● **Required work**
Select the lines below containing the word "this".

● **Material shown**
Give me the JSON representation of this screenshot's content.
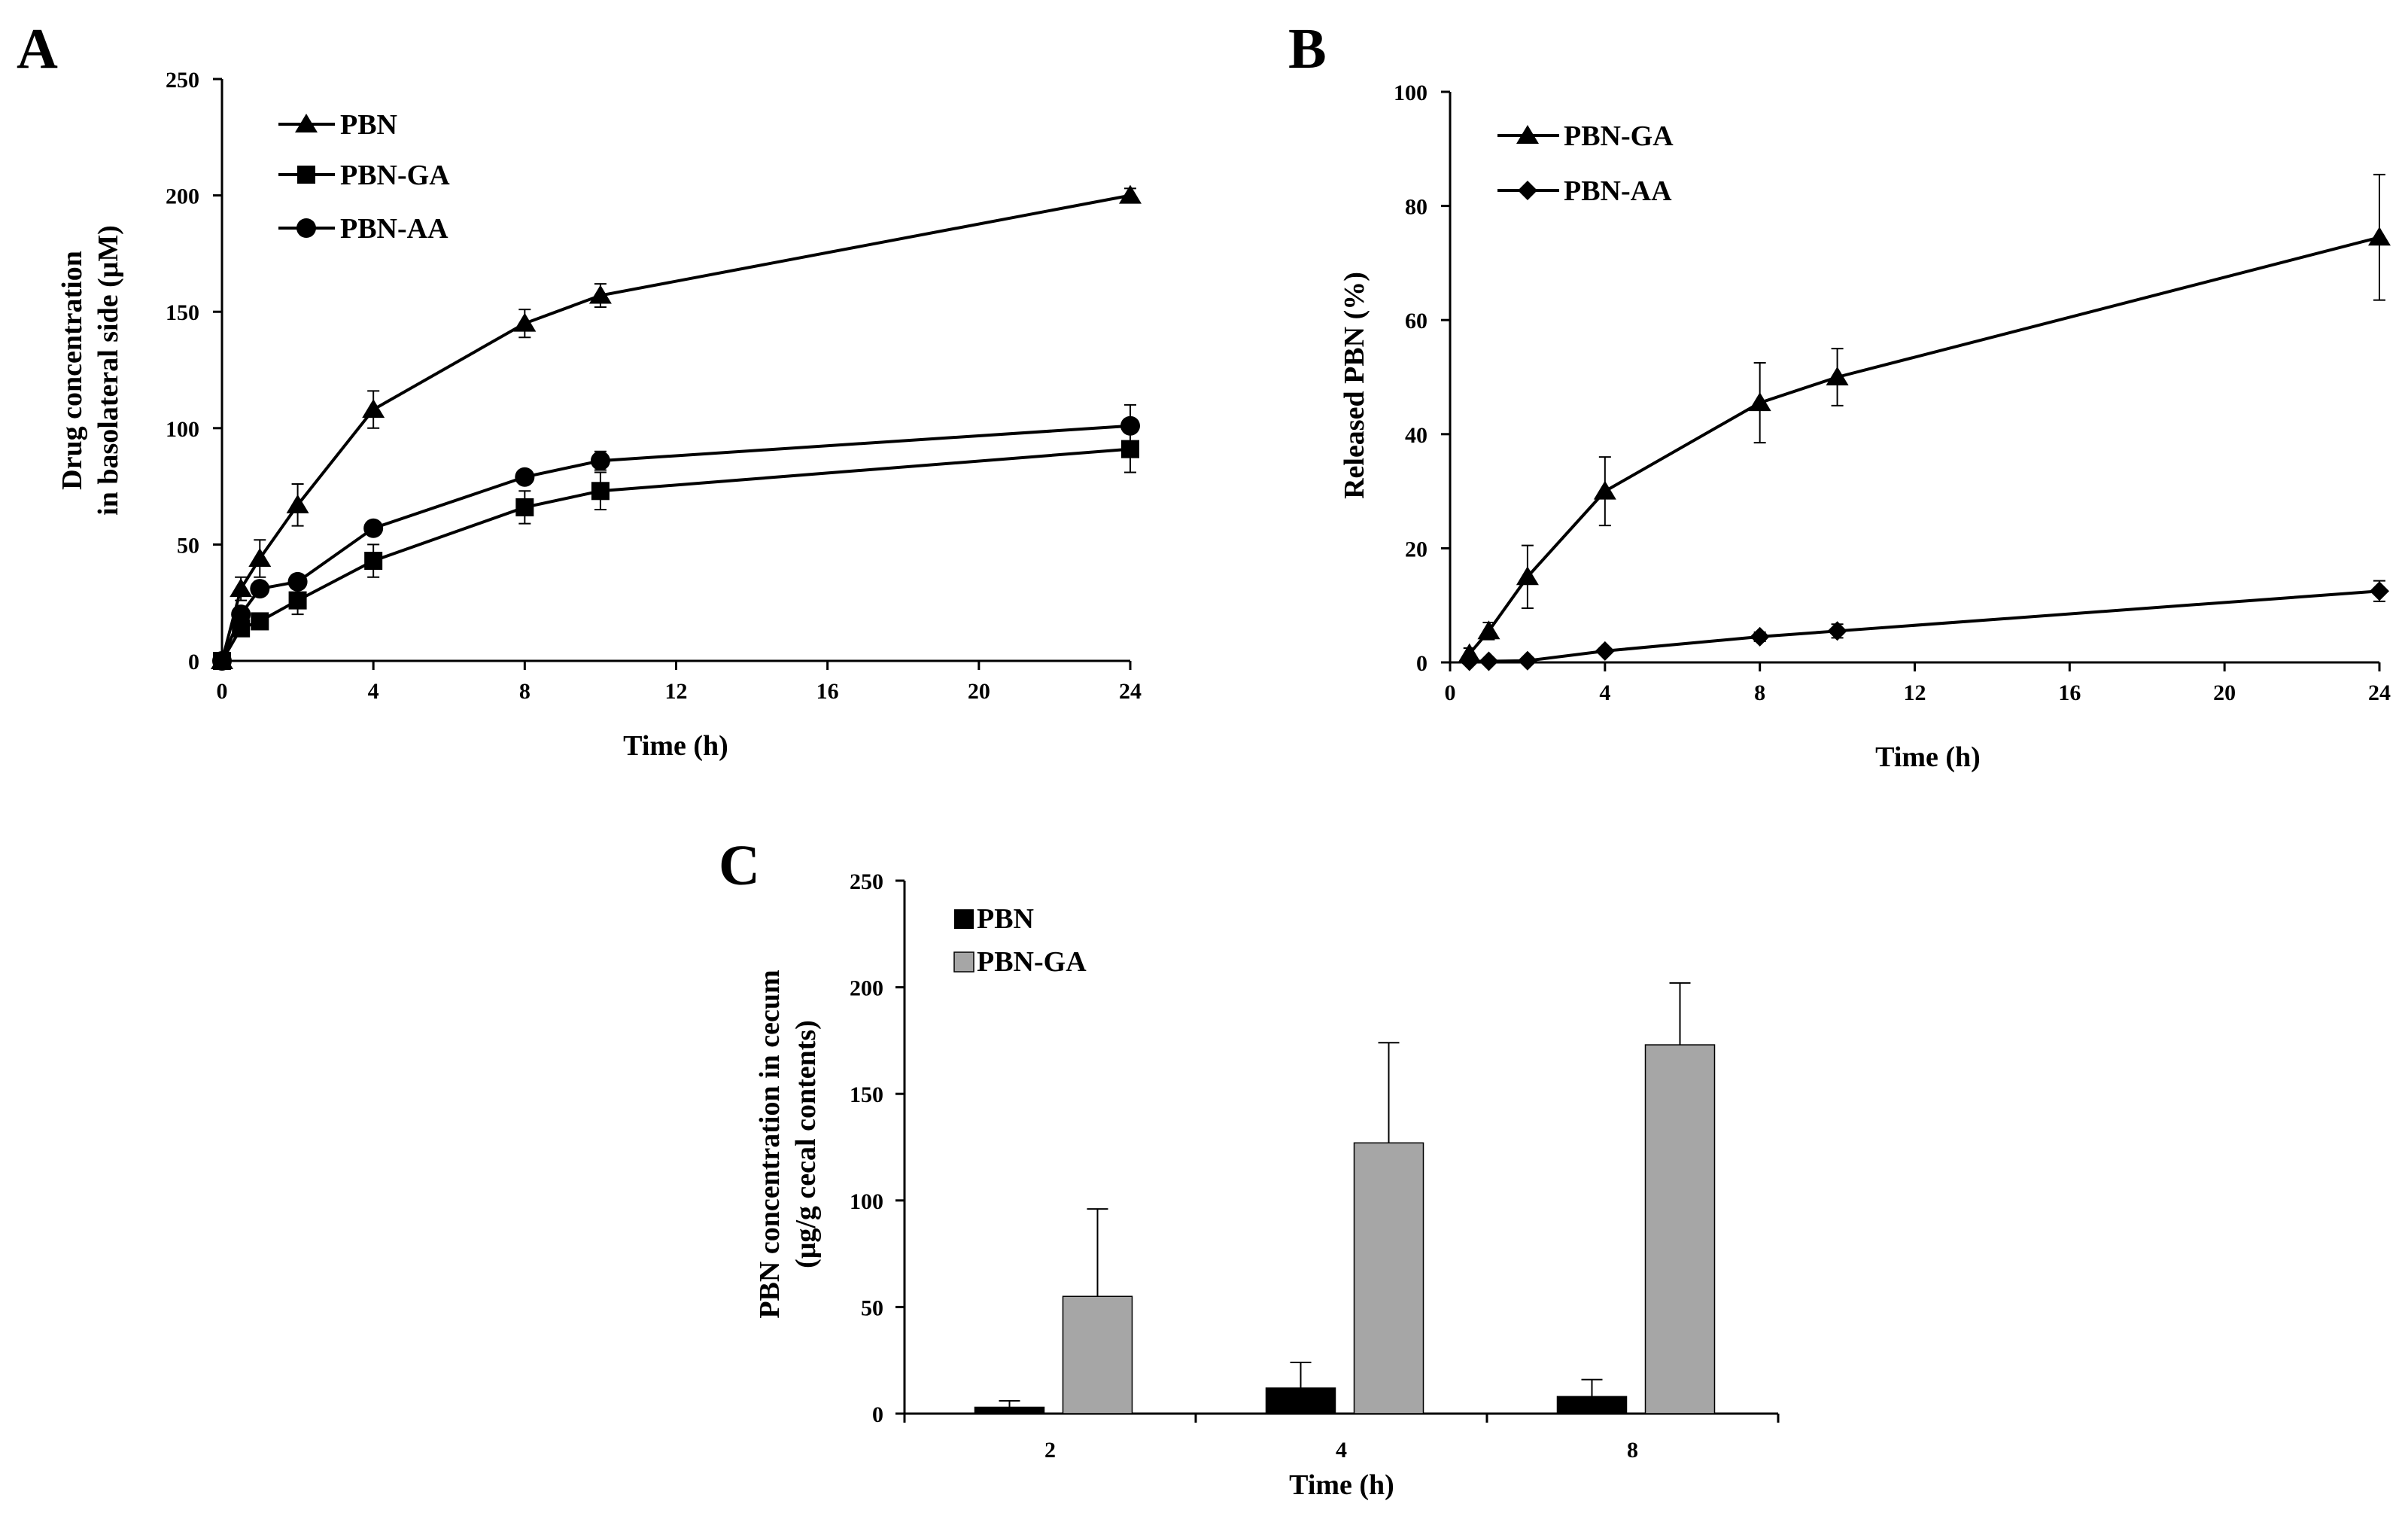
{
  "chart_data": [
    {
      "panel": "A",
      "type": "line",
      "xlabel": "Time (h)",
      "ylabel_lines": [
        "Drug concentration",
        "in basolateral side (μM)"
      ],
      "xlim": [
        0,
        24
      ],
      "ylim": [
        0,
        250
      ],
      "xticks": [
        0,
        4,
        8,
        12,
        16,
        20,
        24
      ],
      "yticks": [
        0,
        50,
        100,
        150,
        200,
        250
      ],
      "legend_position": "top-left",
      "series": [
        {
          "name": "PBN",
          "marker": "triangle",
          "x": [
            0,
            0.5,
            1,
            2,
            4,
            8,
            10,
            24
          ],
          "y": [
            0,
            31,
            44,
            67,
            108,
            145,
            157,
            200
          ],
          "err": [
            0,
            5,
            8,
            9,
            8,
            6,
            5,
            3
          ]
        },
        {
          "name": "PBN-GA",
          "marker": "square",
          "x": [
            0,
            0.5,
            1,
            2,
            4,
            8,
            10,
            24
          ],
          "y": [
            0,
            14,
            17,
            26,
            43,
            66,
            73,
            91
          ],
          "err": [
            0,
            2,
            3,
            6,
            7,
            7,
            8,
            10
          ]
        },
        {
          "name": "PBN-AA",
          "marker": "circle",
          "x": [
            0,
            0.5,
            1,
            2,
            4,
            8,
            10,
            24
          ],
          "y": [
            0,
            20,
            31,
            34,
            57,
            79,
            86,
            101
          ],
          "err": [
            0,
            2,
            3,
            2,
            3,
            3,
            4,
            9
          ]
        }
      ]
    },
    {
      "panel": "B",
      "type": "line",
      "xlabel": "Time (h)",
      "ylabel": "Released PBN (%)",
      "xlim": [
        0,
        24
      ],
      "ylim": [
        0,
        100
      ],
      "xticks": [
        0,
        4,
        8,
        12,
        16,
        20,
        24
      ],
      "yticks": [
        0,
        20,
        40,
        60,
        80,
        100
      ],
      "legend_position": "top-left",
      "series": [
        {
          "name": "PBN-GA",
          "marker": "triangle",
          "x": [
            0.5,
            1,
            2,
            4,
            8,
            10,
            24
          ],
          "y": [
            1.5,
            5.5,
            15,
            30,
            45.5,
            50,
            74.5
          ],
          "err": [
            1,
            1.5,
            5.5,
            6,
            7,
            5,
            11
          ]
        },
        {
          "name": "PBN-AA",
          "marker": "diamond",
          "x": [
            0.5,
            1,
            2,
            4,
            8,
            10,
            24
          ],
          "y": [
            0.2,
            0.2,
            0.3,
            2,
            4.5,
            5.5,
            12.5
          ],
          "err": [
            0.3,
            0.3,
            0.3,
            0.5,
            0.8,
            1.2,
            1.8
          ]
        }
      ]
    },
    {
      "panel": "C",
      "type": "bar",
      "xlabel": "Time (h)",
      "ylabel_lines": [
        "PBN concentration in cecum",
        "(μg/g cecal contents)"
      ],
      "categories": [
        "2",
        "4",
        "8"
      ],
      "ylim": [
        0,
        250
      ],
      "yticks": [
        0,
        50,
        100,
        150,
        200,
        250
      ],
      "legend_position": "top-left",
      "series": [
        {
          "name": "PBN",
          "color": "#000000",
          "values": [
            3,
            12,
            8
          ],
          "err": [
            3,
            12,
            8
          ]
        },
        {
          "name": "PBN-GA",
          "color": "#a6a6a6",
          "values": [
            55,
            127,
            173
          ],
          "err": [
            41,
            47,
            29
          ]
        }
      ]
    }
  ]
}
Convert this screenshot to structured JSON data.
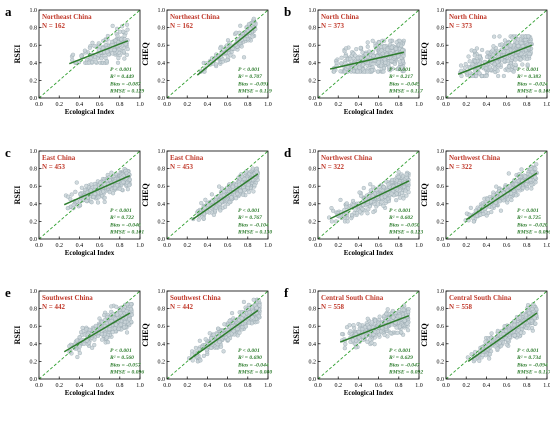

● **Task answer**
Give me the JSON representation of this screenshot's content.
Convert this screenshot to structured JSON data.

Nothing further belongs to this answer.